> **Required work**
Write out all the entries word for word and omit any pictures.

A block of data
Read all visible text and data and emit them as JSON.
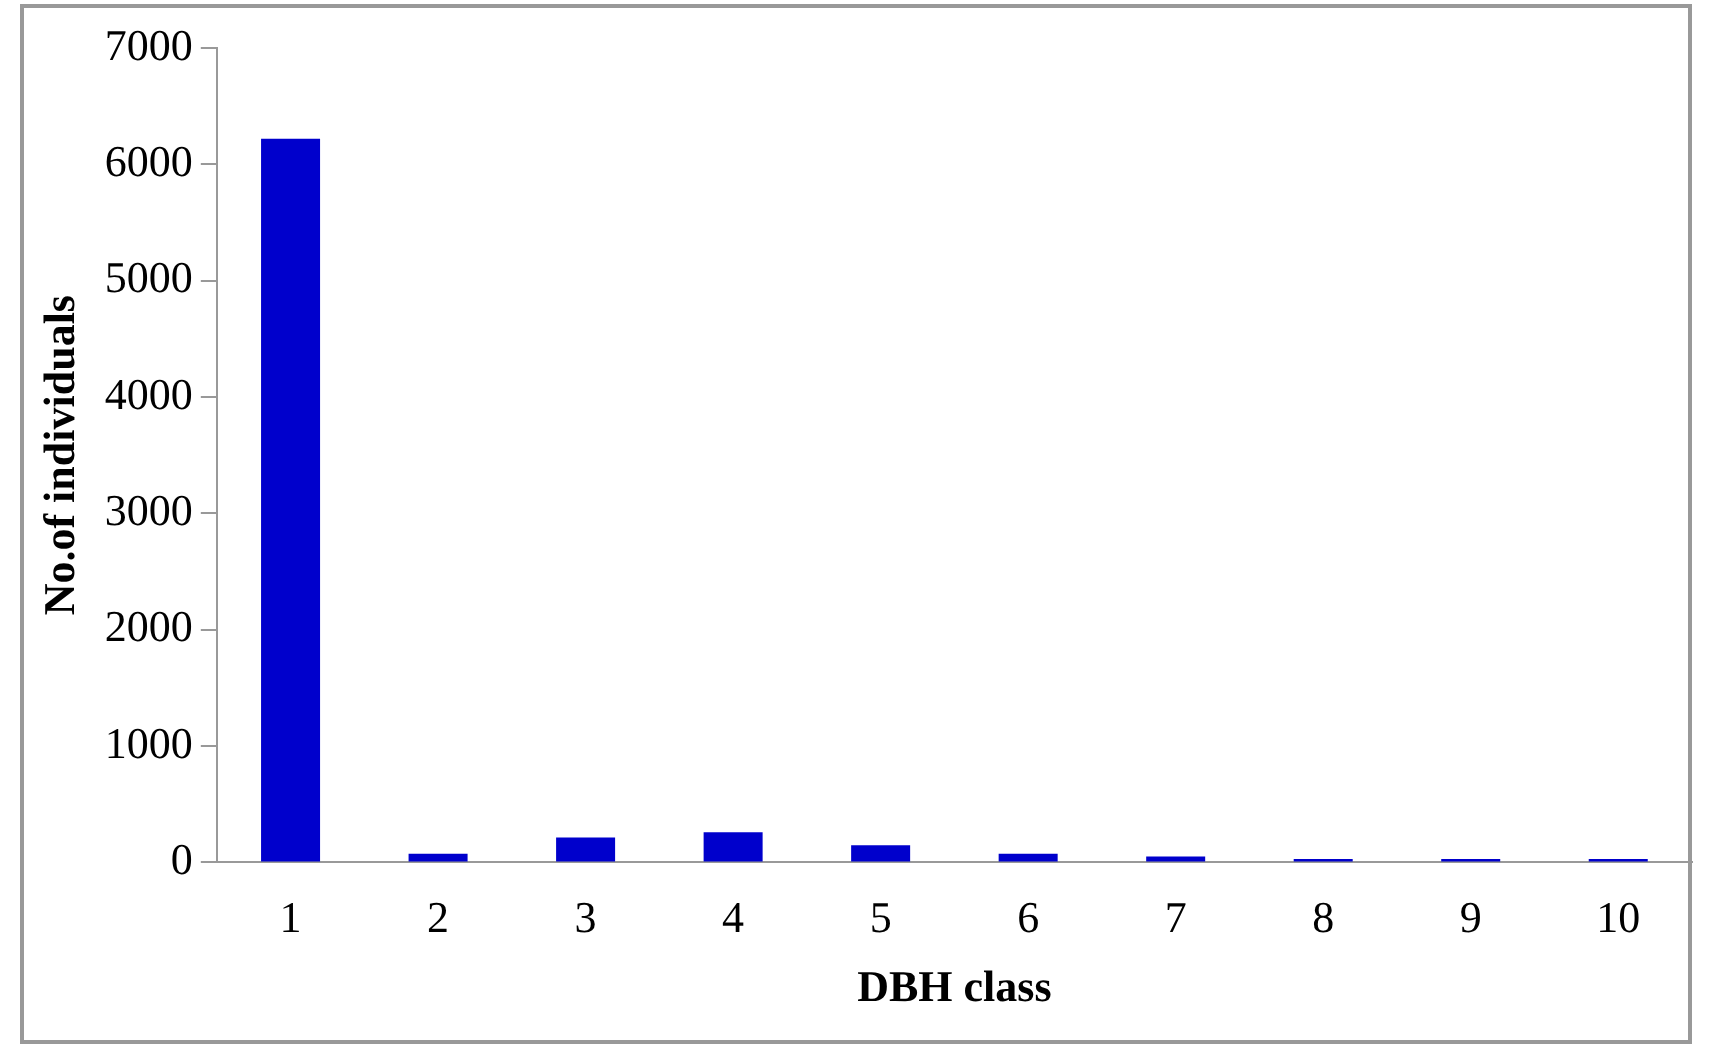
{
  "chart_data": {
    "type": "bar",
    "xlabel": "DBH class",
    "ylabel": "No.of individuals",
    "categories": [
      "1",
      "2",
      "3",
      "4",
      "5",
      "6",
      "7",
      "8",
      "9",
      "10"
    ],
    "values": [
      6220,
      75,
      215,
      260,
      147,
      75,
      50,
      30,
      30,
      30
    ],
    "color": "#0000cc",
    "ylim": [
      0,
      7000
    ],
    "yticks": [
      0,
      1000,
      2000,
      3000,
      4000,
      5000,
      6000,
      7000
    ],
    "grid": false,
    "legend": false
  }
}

> **Answer for this exercise**
Read all visible text and data and emit them as JSON.
{
  "chart_data": {
    "type": "bar",
    "xlabel": "DBH class",
    "ylabel": "No.of individuals",
    "categories": [
      "1",
      "2",
      "3",
      "4",
      "5",
      "6",
      "7",
      "8",
      "9",
      "10"
    ],
    "values": [
      6220,
      75,
      215,
      260,
      147,
      75,
      50,
      30,
      30,
      30
    ],
    "color": "#0000cc",
    "ylim": [
      0,
      7000
    ],
    "yticks": [
      0,
      1000,
      2000,
      3000,
      4000,
      5000,
      6000,
      7000
    ],
    "grid": false,
    "legend": false
  }
}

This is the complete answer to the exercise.